◆ **EXERCISE INSTRUCTIONS**:
Repeat every record below exactly, omitting any pictures.

*** RECORDS FOR PROCESSING ***

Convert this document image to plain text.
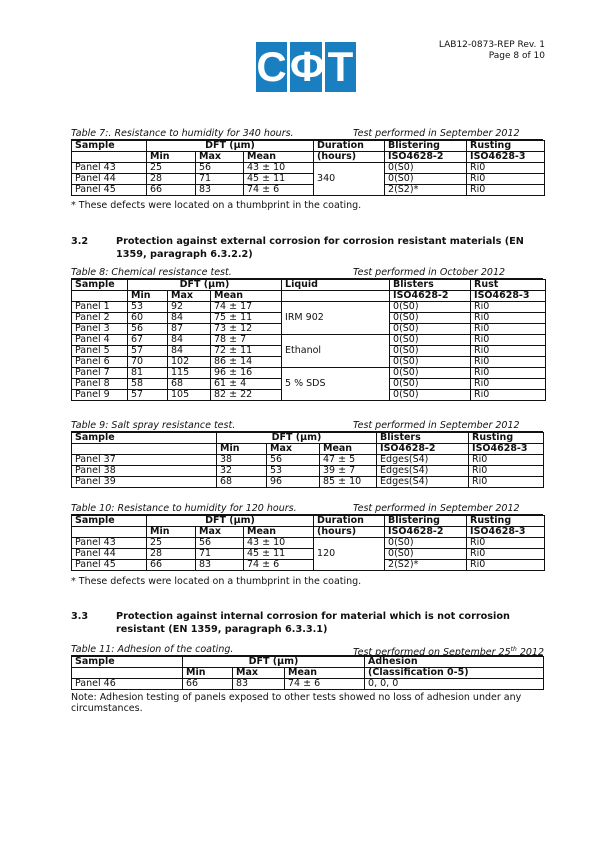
C Φ T	LAB12-0873-REP Rev. 1
Page 8 of 10
Table 7:. Resistance to humidity for 340 hours.	Test performed in September 2012
Sample	DFT (μm)			Duration	Blistering	Rusting
	Min	Max	Mean	(hours)	ISO4628-2	ISO4628-3
Panel 43	25	56	43 ± 10	340	0(S0)	Ri0
Panel 44	28	71	45 ± 11		0(S0)	Ri0
Panel 45	66	83	74 ± 6		2(S2)*	Ri0
* These defects were located on a thumbprint in the coating.
3.2	Protection against external corrosion for corrosion resistant materials (EN 1359, paragraph 6.3.2.2)
Table 8: Chemical resistance test.	Test performed in October 2012
Sample	DFT (μm)			Liquid	Blisters	Rust
	Min	Max	Mean		ISO4628-2	ISO4628-3
Panel 1	53	92	74 ± 17	IRM 902	0(S0)	Ri0
Panel 2	60	84	75 ± 11		0(S0)	Ri0
Panel 3	56	87	73 ± 12		0(S0)	Ri0
Panel 4	67	84	78 ± 7	Ethanol	0(S0)	Ri0
Panel 5	57	84	72 ± 11		0(S0)	Ri0
Panel 6	70	102	86 ± 14		0(S0)	Ri0
Panel 7	81	115	96 ± 16	5 % SDS	0(S0)	Ri0
Panel 8	58	68	61 ± 4		0(S0)	Ri0
Panel 9	57	105	82 ± 22		0(S0)	Ri0
Table 9: Salt spray resistance test.	Test performed in September 2012
Sample	DFT (μm)			Blisters	Rusting
	Min	Max	Mean	ISO4628-2	ISO4628-3
Panel 37	38	56	47 ± 5	Edges(S4)	Ri0
Panel 38	32	53	39 ± 7	Edges(S4)	Ri0
Panel 39	68	96	85 ± 10	Edges(S4)	Ri0
Table 10: Resistance to humidity for 120 hours.	Test performed in September 2012
Sample	DFT (μm)			Duration	Blistering	Rusting
	Min	Max	Mean	(hours)	ISO4628-2	ISO4628-3
Panel 43	25	56	43 ± 10	120	0(S0)	Ri0
Panel 44	28	71	45 ± 11		0(S0)	Ri0
Panel 45	66	83	74 ± 6		2(S2)*	Ri0
* These defects were located on a thumbprint in the coating.
3.3	Protection against internal corrosion for material which is not corrosion resistant (EN 1359, paragraph 6.3.3.1)
Table 11: Adhesion of the coating.	Test performed on September 25th 2012
Sample	DFT (μm)			Adhesion
	Min	Max	Mean	(Classification 0-5)
Panel 46	66	83	74 ± 6	0, 0, 0
Note: Adhesion testing of panels exposed to other tests showed no loss of adhesion under any circumstances.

***

◆ **COMPLETED TASK**:
Convert this document image to plain text.
C Φ T	LAB12-0873-REP Rev. 1
Page 8 of 10
Table 7:. Resistance to humidity for 340 hours.	Test performed in September 2012
Sample	DFT (μm)			Duration	Blistering	Rusting
	Min	Max	Mean	(hours)	ISO4628-2	ISO4628-3
Panel 43	25	56	43 ± 10	340	0(S0)	Ri0
Panel 44	28	71	45 ± 11		0(S0)	Ri0
Panel 45	66	83	74 ± 6		2(S2)*	Ri0
* These defects were located on a thumbprint in the coating.
3.2	Protection against external corrosion for corrosion resistant materials (EN 1359, paragraph 6.3.2.2)
Table 8: Chemical resistance test.	Test performed in October 2012
Sample	DFT (μm)			Liquid	Blisters	Rust
	Min	Max	Mean		ISO4628-2	ISO4628-3
Panel 1	53	92	74 ± 17	IRM 902	0(S0)	Ri0
Panel 2	60	84	75 ± 11		0(S0)	Ri0
Panel 3	56	87	73 ± 12		0(S0)	Ri0
Panel 4	67	84	78 ± 7	Ethanol	0(S0)	Ri0
Panel 5	57	84	72 ± 11		0(S0)	Ri0
Panel 6	70	102	86 ± 14		0(S0)	Ri0
Panel 7	81	115	96 ± 16	5 % SDS	0(S0)	Ri0
Panel 8	58	68	61 ± 4		0(S0)	Ri0
Panel 9	57	105	82 ± 22		0(S0)	Ri0
Table 9: Salt spray resistance test.	Test performed in September 2012
Sample	DFT (μm)			Blisters	Rusting
	Min	Max	Mean	ISO4628-2	ISO4628-3
Panel 37	38	56	47 ± 5	Edges(S4)	Ri0
Panel 38	32	53	39 ± 7	Edges(S4)	Ri0
Panel 39	68	96	85 ± 10	Edges(S4)	Ri0
Table 10: Resistance to humidity for 120 hours.	Test performed in September 2012
Sample	DFT (μm)			Duration	Blistering	Rusting
	Min	Max	Mean	(hours)	ISO4628-2	ISO4628-3
Panel 43	25	56	43 ± 10	120	0(S0)	Ri0
Panel 44	28	71	45 ± 11		0(S0)	Ri0
Panel 45	66	83	74 ± 6		2(S2)*	Ri0
* These defects were located on a thumbprint in the coating.
3.3	Protection against internal corrosion for material which is not corrosion resistant (EN 1359, paragraph 6.3.3.1)
Table 11: Adhesion of the coating.	Test performed on September 25th 2012
Sample	DFT (μm)			Adhesion
	Min	Max	Mean	(Classification 0-5)
Panel 46	66	83	74 ± 6	0, 0, 0
Note: Adhesion testing of panels exposed to other tests showed no loss of adhesion under any circumstances.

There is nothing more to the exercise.